== DATA SHOWN
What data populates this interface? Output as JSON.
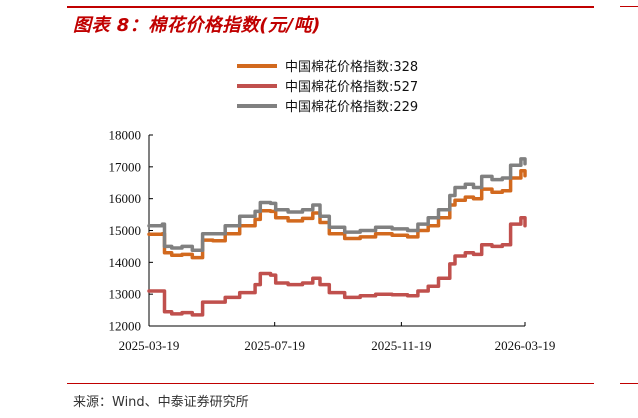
{
  "title": "图表 8：棉花价格指数(元/吨)",
  "source": "来源：Wind、中泰证券研究所",
  "edge_text_top": "",
  "edge_text_bottom": "",
  "chart_data": {
    "type": "line",
    "title": "",
    "xlabel": "",
    "ylabel": "",
    "ylim": [
      12000,
      18000
    ],
    "yticks": [
      "18000",
      "17000",
      "16000",
      "15000",
      "14000",
      "13000",
      "12000"
    ],
    "xticks": [
      "2025-03-19",
      "2025-07-19",
      "2025-11-19",
      "2026-03-19"
    ],
    "grid": false,
    "legend_position": "top-center",
    "series": [
      {
        "name": "中国棉花价格指数:328",
        "color": "#d2691e",
        "values": [
          [
            "2025-03-19",
            14880
          ],
          [
            "2025-04-01",
            14900
          ],
          [
            "2025-04-03",
            14300
          ],
          [
            "2025-04-10",
            14220
          ],
          [
            "2025-04-20",
            14250
          ],
          [
            "2025-04-30",
            14150
          ],
          [
            "2025-05-10",
            14700
          ],
          [
            "2025-05-20",
            14680
          ],
          [
            "2025-06-01",
            14900
          ],
          [
            "2025-06-15",
            15150
          ],
          [
            "2025-06-30",
            15350
          ],
          [
            "2025-07-05",
            15620
          ],
          [
            "2025-07-15",
            15600
          ],
          [
            "2025-07-20",
            15400
          ],
          [
            "2025-08-01",
            15300
          ],
          [
            "2025-08-15",
            15380
          ],
          [
            "2025-08-25",
            15550
          ],
          [
            "2025-09-01",
            15250
          ],
          [
            "2025-09-10",
            14900
          ],
          [
            "2025-09-25",
            14750
          ],
          [
            "2025-10-10",
            14800
          ],
          [
            "2025-10-25",
            14900
          ],
          [
            "2025-11-10",
            14850
          ],
          [
            "2025-11-25",
            14800
          ],
          [
            "2025-12-05",
            15000
          ],
          [
            "2025-12-15",
            15150
          ],
          [
            "2025-12-25",
            15400
          ],
          [
            "2026-01-05",
            15800
          ],
          [
            "2026-01-10",
            15950
          ],
          [
            "2026-01-20",
            16050
          ],
          [
            "2026-01-28",
            16000
          ],
          [
            "2026-02-05",
            16300
          ],
          [
            "2026-02-15",
            16200
          ],
          [
            "2026-02-25",
            16250
          ],
          [
            "2026-03-05",
            16650
          ],
          [
            "2026-03-15",
            16880
          ],
          [
            "2026-03-19",
            16720
          ]
        ]
      },
      {
        "name": "中国棉花价格指数:527",
        "color": "#c0504d",
        "values": [
          [
            "2025-03-19",
            13100
          ],
          [
            "2025-04-01",
            13100
          ],
          [
            "2025-04-03",
            12450
          ],
          [
            "2025-04-10",
            12380
          ],
          [
            "2025-04-20",
            12420
          ],
          [
            "2025-04-30",
            12350
          ],
          [
            "2025-05-10",
            12750
          ],
          [
            "2025-05-20",
            12750
          ],
          [
            "2025-06-01",
            12900
          ],
          [
            "2025-06-15",
            13050
          ],
          [
            "2025-06-30",
            13300
          ],
          [
            "2025-07-05",
            13650
          ],
          [
            "2025-07-15",
            13600
          ],
          [
            "2025-07-20",
            13350
          ],
          [
            "2025-08-01",
            13300
          ],
          [
            "2025-08-15",
            13350
          ],
          [
            "2025-08-25",
            13500
          ],
          [
            "2025-09-01",
            13300
          ],
          [
            "2025-09-10",
            13050
          ],
          [
            "2025-09-25",
            12900
          ],
          [
            "2025-10-10",
            12950
          ],
          [
            "2025-10-25",
            13000
          ],
          [
            "2025-11-10",
            12980
          ],
          [
            "2025-11-25",
            12950
          ],
          [
            "2025-12-05",
            13100
          ],
          [
            "2025-12-15",
            13250
          ],
          [
            "2025-12-25",
            13500
          ],
          [
            "2026-01-05",
            13950
          ],
          [
            "2026-01-10",
            14200
          ],
          [
            "2026-01-20",
            14300
          ],
          [
            "2026-01-28",
            14250
          ],
          [
            "2026-02-05",
            14550
          ],
          [
            "2026-02-15",
            14500
          ],
          [
            "2026-02-25",
            14550
          ],
          [
            "2026-03-05",
            15200
          ],
          [
            "2026-03-15",
            15400
          ],
          [
            "2026-03-19",
            15150
          ]
        ]
      },
      {
        "name": "中国棉花价格指数:229",
        "color": "#808080",
        "values": [
          [
            "2025-03-19",
            15150
          ],
          [
            "2025-04-01",
            15200
          ],
          [
            "2025-04-03",
            14500
          ],
          [
            "2025-04-10",
            14450
          ],
          [
            "2025-04-20",
            14500
          ],
          [
            "2025-04-30",
            14380
          ],
          [
            "2025-05-10",
            14900
          ],
          [
            "2025-05-20",
            14900
          ],
          [
            "2025-06-01",
            15150
          ],
          [
            "2025-06-15",
            15450
          ],
          [
            "2025-06-30",
            15600
          ],
          [
            "2025-07-05",
            15880
          ],
          [
            "2025-07-15",
            15850
          ],
          [
            "2025-07-20",
            15650
          ],
          [
            "2025-08-01",
            15580
          ],
          [
            "2025-08-15",
            15650
          ],
          [
            "2025-08-25",
            15800
          ],
          [
            "2025-09-01",
            15450
          ],
          [
            "2025-09-10",
            15100
          ],
          [
            "2025-09-25",
            14950
          ],
          [
            "2025-10-10",
            15000
          ],
          [
            "2025-10-25",
            15100
          ],
          [
            "2025-11-10",
            15050
          ],
          [
            "2025-11-25",
            15000
          ],
          [
            "2025-12-05",
            15200
          ],
          [
            "2025-12-15",
            15400
          ],
          [
            "2025-12-25",
            15650
          ],
          [
            "2026-01-05",
            16100
          ],
          [
            "2026-01-10",
            16350
          ],
          [
            "2026-01-20",
            16450
          ],
          [
            "2026-01-28",
            16350
          ],
          [
            "2026-02-05",
            16700
          ],
          [
            "2026-02-15",
            16600
          ],
          [
            "2026-02-25",
            16650
          ],
          [
            "2026-03-05",
            17050
          ],
          [
            "2026-03-15",
            17250
          ],
          [
            "2026-03-19",
            17100
          ]
        ]
      }
    ]
  }
}
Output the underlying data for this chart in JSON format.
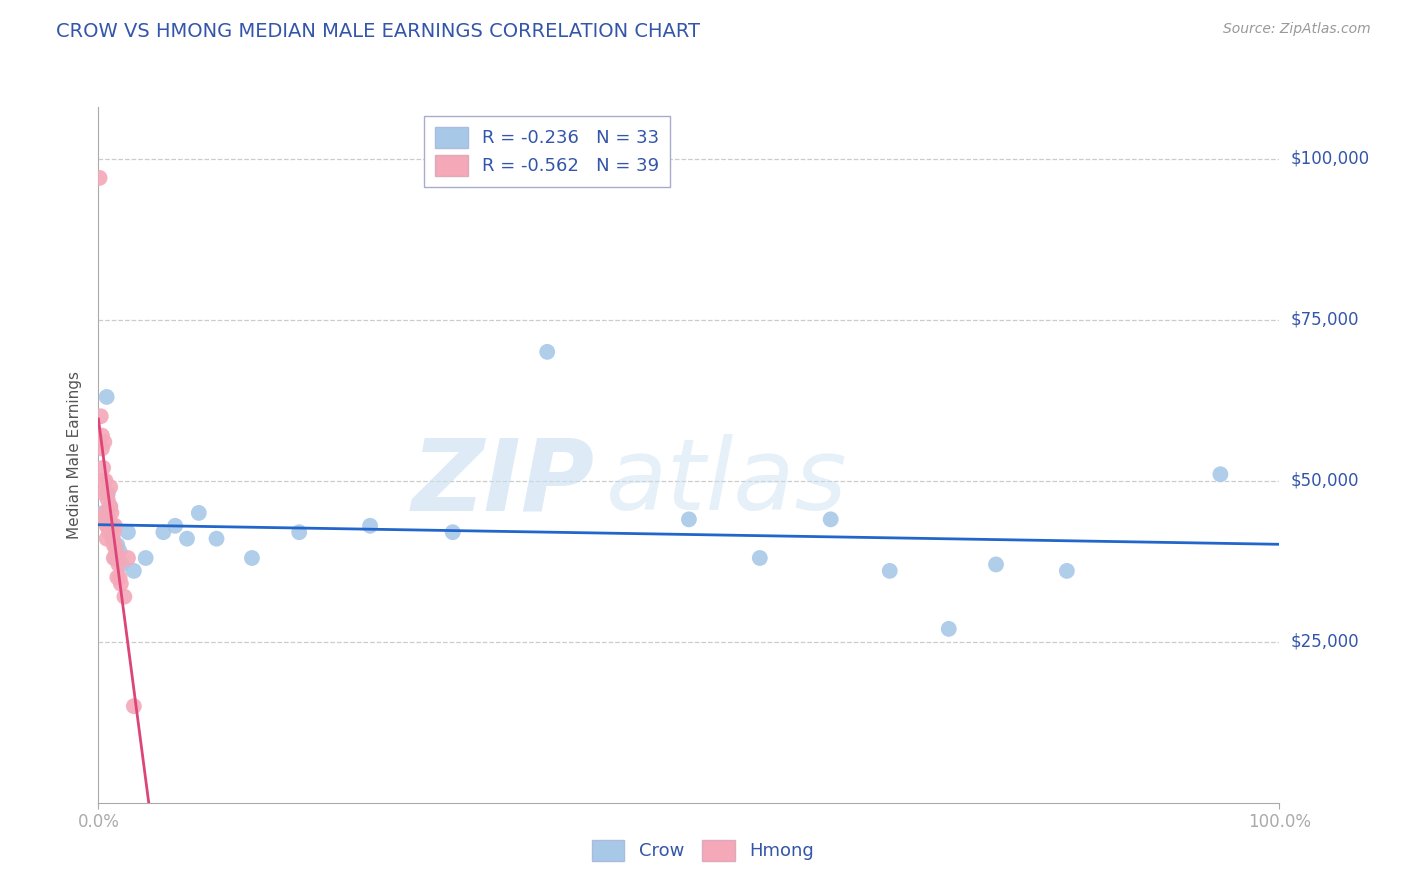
{
  "title": "CROW VS HMONG MEDIAN MALE EARNINGS CORRELATION CHART",
  "source": "Source: ZipAtlas.com",
  "ylabel": "Median Male Earnings",
  "ytick_labels": [
    "$25,000",
    "$50,000",
    "$75,000",
    "$100,000"
  ],
  "ytick_values": [
    25000,
    50000,
    75000,
    100000
  ],
  "ymax": 108000,
  "ymin": 0,
  "xmin": 0.0,
  "xmax": 1.0,
  "crow_R": -0.236,
  "crow_N": 33,
  "hmong_R": -0.562,
  "hmong_N": 39,
  "crow_color": "#a8c8e8",
  "hmong_color": "#f4a8b8",
  "crow_line_color": "#2266cc",
  "hmong_line_color": "#dd4477",
  "title_color": "#3355aa",
  "source_color": "#999999",
  "label_color": "#3355aa",
  "crow_x": [
    0.004,
    0.006,
    0.007,
    0.008,
    0.009,
    0.01,
    0.011,
    0.012,
    0.014,
    0.016,
    0.018,
    0.02,
    0.025,
    0.03,
    0.04,
    0.055,
    0.065,
    0.075,
    0.085,
    0.1,
    0.13,
    0.17,
    0.23,
    0.3,
    0.38,
    0.5,
    0.56,
    0.62,
    0.67,
    0.72,
    0.76,
    0.82,
    0.95
  ],
  "crow_y": [
    45000,
    44000,
    63000,
    48000,
    43000,
    46000,
    42000,
    41000,
    38000,
    40000,
    39000,
    37000,
    42000,
    36000,
    38000,
    42000,
    43000,
    41000,
    45000,
    41000,
    38000,
    42000,
    43000,
    42000,
    70000,
    44000,
    38000,
    44000,
    36000,
    27000,
    37000,
    36000,
    51000
  ],
  "hmong_x": [
    0.001,
    0.002,
    0.003,
    0.003,
    0.004,
    0.004,
    0.005,
    0.005,
    0.005,
    0.006,
    0.006,
    0.007,
    0.007,
    0.007,
    0.008,
    0.008,
    0.009,
    0.009,
    0.01,
    0.01,
    0.01,
    0.011,
    0.011,
    0.012,
    0.012,
    0.013,
    0.013,
    0.013,
    0.014,
    0.014,
    0.015,
    0.016,
    0.016,
    0.017,
    0.018,
    0.019,
    0.022,
    0.025,
    0.03
  ],
  "hmong_y": [
    97000,
    60000,
    57000,
    55000,
    50000,
    52000,
    56000,
    48000,
    44000,
    50000,
    45000,
    48000,
    43000,
    41000,
    47000,
    43000,
    44000,
    42000,
    49000,
    46000,
    42000,
    45000,
    42000,
    43000,
    41000,
    42000,
    40000,
    38000,
    43000,
    40000,
    39000,
    38000,
    35000,
    37000,
    35000,
    34000,
    32000,
    38000,
    15000
  ],
  "watermark_zip": "ZIP",
  "watermark_atlas": "atlas",
  "background_color": "#ffffff",
  "grid_color": "#cccccc",
  "legend_crow_label": "R = -0.236   N = 33",
  "legend_hmong_label": "R = -0.562   N = 39",
  "bottom_crow_label": "Crow",
  "bottom_hmong_label": "Hmong"
}
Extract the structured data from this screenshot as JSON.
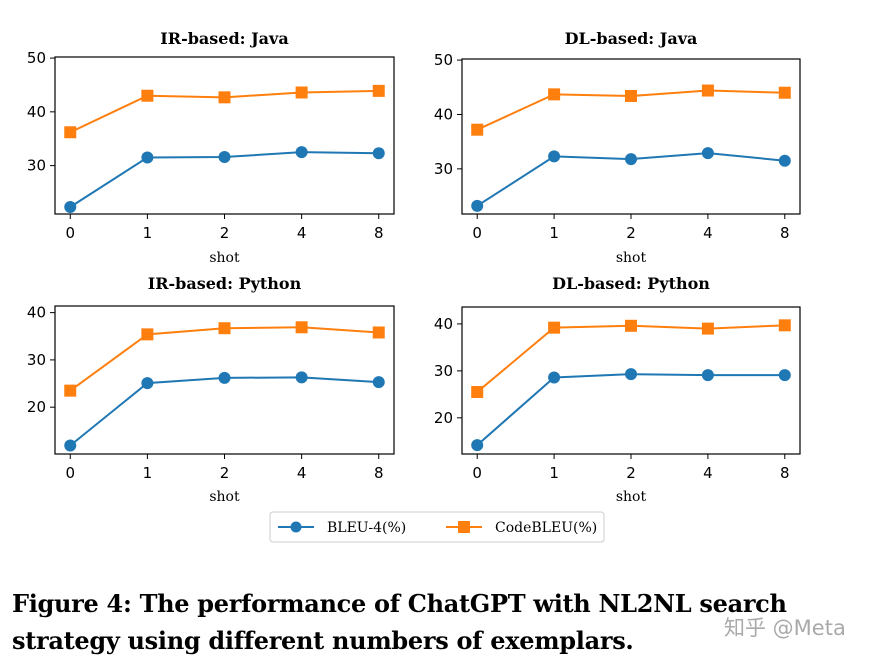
{
  "chart_data": [
    {
      "type": "line",
      "title": "IR-based: Java",
      "xlabel": "shot",
      "ylabel": "",
      "categories": [
        "0",
        "1",
        "2",
        "4",
        "8"
      ],
      "ylim": [
        21,
        50.2
      ],
      "yticks": [
        30,
        40,
        50
      ],
      "grid": false,
      "series": [
        {
          "name": "BLEU-4(%)",
          "values": [
            22.3,
            31.5,
            31.6,
            32.5,
            32.3
          ]
        },
        {
          "name": "CodeBLEU(%)",
          "values": [
            36.2,
            43.0,
            42.7,
            43.6,
            43.9
          ]
        }
      ]
    },
    {
      "type": "line",
      "title": "DL-based: Java",
      "xlabel": "shot",
      "ylabel": "",
      "categories": [
        "0",
        "1",
        "2",
        "4",
        "8"
      ],
      "ylim": [
        21.7,
        50.2
      ],
      "yticks": [
        30,
        40,
        50
      ],
      "grid": false,
      "series": [
        {
          "name": "BLEU-4(%)",
          "values": [
            23.2,
            32.3,
            31.8,
            32.9,
            31.5
          ]
        },
        {
          "name": "CodeBLEU(%)",
          "values": [
            37.2,
            43.7,
            43.4,
            44.4,
            44.0
          ]
        }
      ]
    },
    {
      "type": "line",
      "title": "IR-based: Python",
      "xlabel": "shot",
      "ylabel": "",
      "categories": [
        "0",
        "1",
        "2",
        "4",
        "8"
      ],
      "ylim": [
        10.1,
        41.4
      ],
      "yticks": [
        20,
        30,
        40
      ],
      "grid": false,
      "series": [
        {
          "name": "BLEU-4(%)",
          "values": [
            11.9,
            25.1,
            26.2,
            26.3,
            25.3
          ]
        },
        {
          "name": "CodeBLEU(%)",
          "values": [
            23.5,
            35.4,
            36.7,
            36.9,
            35.8
          ]
        }
      ]
    },
    {
      "type": "line",
      "title": "DL-based: Python",
      "xlabel": "shot",
      "ylabel": "",
      "categories": [
        "0",
        "1",
        "2",
        "4",
        "8"
      ],
      "ylim": [
        12.3,
        43.6
      ],
      "yticks": [
        20,
        30,
        40
      ],
      "grid": false,
      "series": [
        {
          "name": "BLEU-4(%)",
          "values": [
            14.2,
            28.6,
            29.3,
            29.1,
            29.1
          ]
        },
        {
          "name": "CodeBLEU(%)",
          "values": [
            25.5,
            39.2,
            39.6,
            39.0,
            39.7
          ]
        }
      ]
    }
  ],
  "legend": {
    "placement": "bottom-center",
    "items": [
      {
        "label": "BLEU-4(%)",
        "color": "#1f77b4",
        "marker": "circle"
      },
      {
        "label": "CodeBLEU(%)",
        "color": "#ff7f0e",
        "marker": "square"
      }
    ]
  },
  "caption": {
    "line1": "Figure 4: The performance of ChatGPT with NL2NL search",
    "line2": "strategy using different numbers of exemplars."
  },
  "watermark": "知乎 @Meta"
}
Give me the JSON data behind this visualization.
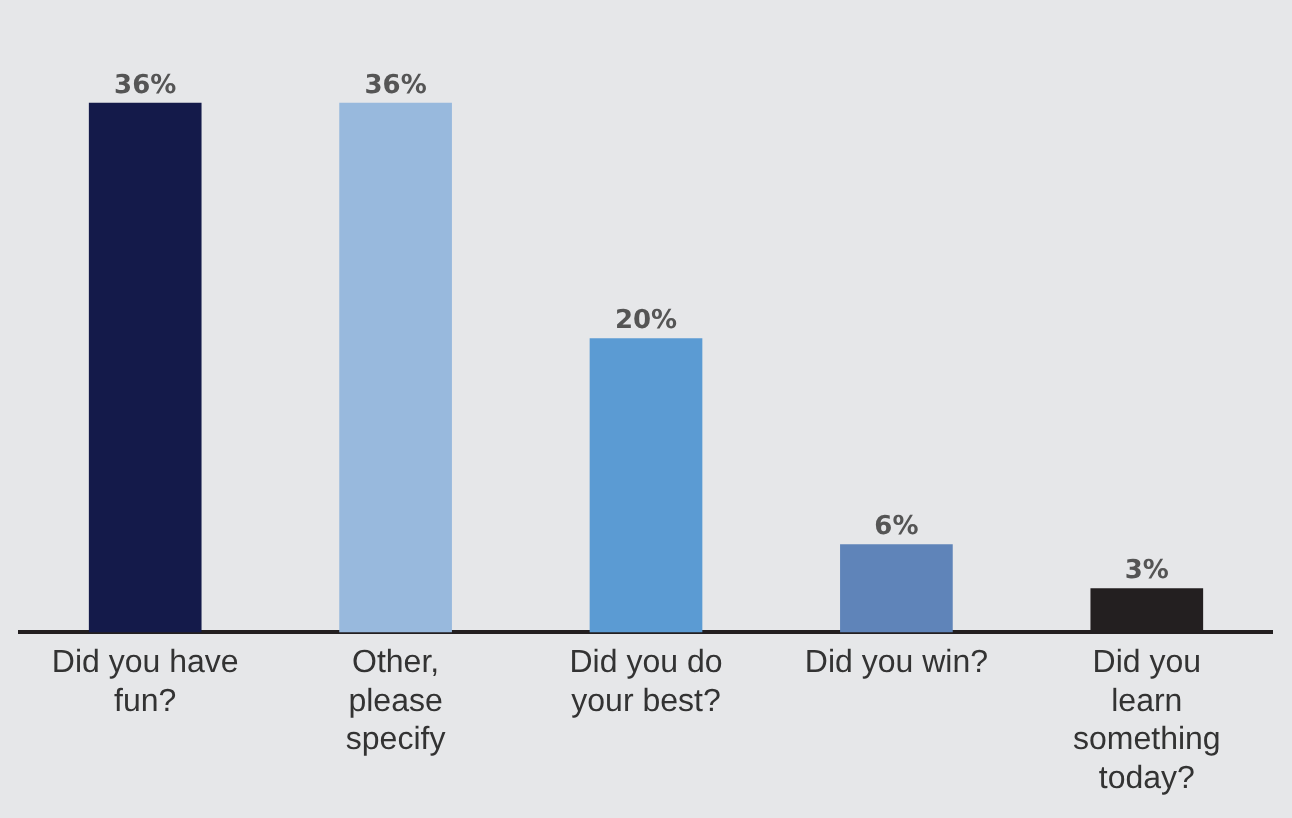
{
  "chart_data": {
    "type": "bar",
    "categories": [
      "Did you have fun?",
      "Other, please specify",
      "Did you do your best?",
      "Did you win?",
      "Did you learn something today?"
    ],
    "values": [
      36,
      36,
      20,
      6,
      3
    ],
    "colors": [
      "#141a4a",
      "#98b9dd",
      "#5b9bd3",
      "#5f84b9",
      "#231f20"
    ],
    "value_labels": [
      "36%",
      "36%",
      "20%",
      "6%",
      "3%"
    ],
    "tick_labels": "x",
    "grid": false,
    "legend": false
  }
}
====
#### GOAL OF THE EXERCISE
Only lines with "Output" are wanted here; list each of them.

#### TASK RESULT
What data populates this interface? Output as JSON.
Output the underlying data for this chart in JSON format.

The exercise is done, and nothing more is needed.